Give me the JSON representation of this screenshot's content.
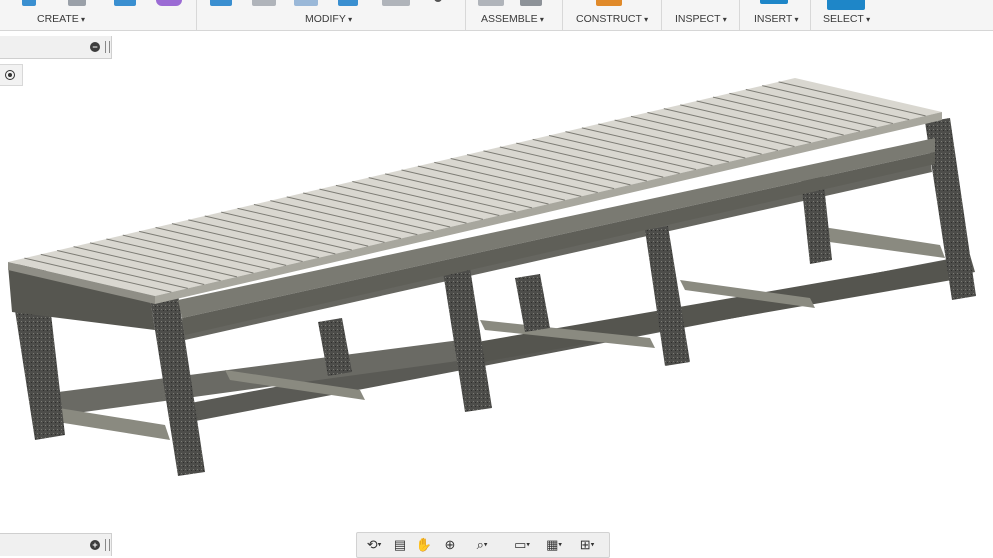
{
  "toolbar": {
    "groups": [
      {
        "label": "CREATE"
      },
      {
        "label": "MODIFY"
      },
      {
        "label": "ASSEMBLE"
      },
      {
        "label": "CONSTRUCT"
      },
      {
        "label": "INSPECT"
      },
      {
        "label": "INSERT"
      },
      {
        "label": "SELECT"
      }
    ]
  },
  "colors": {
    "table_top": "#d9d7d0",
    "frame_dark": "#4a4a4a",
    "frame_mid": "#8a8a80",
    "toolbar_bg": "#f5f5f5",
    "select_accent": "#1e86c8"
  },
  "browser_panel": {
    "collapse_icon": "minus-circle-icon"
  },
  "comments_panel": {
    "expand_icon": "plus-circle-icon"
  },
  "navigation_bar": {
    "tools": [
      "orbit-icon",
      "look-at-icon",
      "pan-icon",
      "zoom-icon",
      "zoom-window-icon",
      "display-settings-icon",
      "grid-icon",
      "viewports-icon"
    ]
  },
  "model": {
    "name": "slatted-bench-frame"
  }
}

◇ ◇ ◇ ◇ ◇

Short problem: Repeat the records above exactly, leaving out any pictures they contain.

Result:
Give me the JSON representation of this screenshot's content.
{
  "toolbar": {
    "groups": [
      {
        "label": "CREATE"
      },
      {
        "label": "MODIFY"
      },
      {
        "label": "ASSEMBLE"
      },
      {
        "label": "CONSTRUCT"
      },
      {
        "label": "INSPECT"
      },
      {
        "label": "INSERT"
      },
      {
        "label": "SELECT"
      }
    ]
  },
  "colors": {
    "table_top": "#d9d7d0",
    "frame_dark": "#4a4a4a",
    "frame_mid": "#8a8a80",
    "toolbar_bg": "#f5f5f5",
    "select_accent": "#1e86c8"
  },
  "browser_panel": {
    "collapse_icon": "minus-circle-icon"
  },
  "comments_panel": {
    "expand_icon": "plus-circle-icon"
  },
  "navigation_bar": {
    "tools": [
      "orbit-icon",
      "look-at-icon",
      "pan-icon",
      "zoom-icon",
      "zoom-window-icon",
      "display-settings-icon",
      "grid-icon",
      "viewports-icon"
    ]
  },
  "model": {
    "name": "slatted-bench-frame"
  }
}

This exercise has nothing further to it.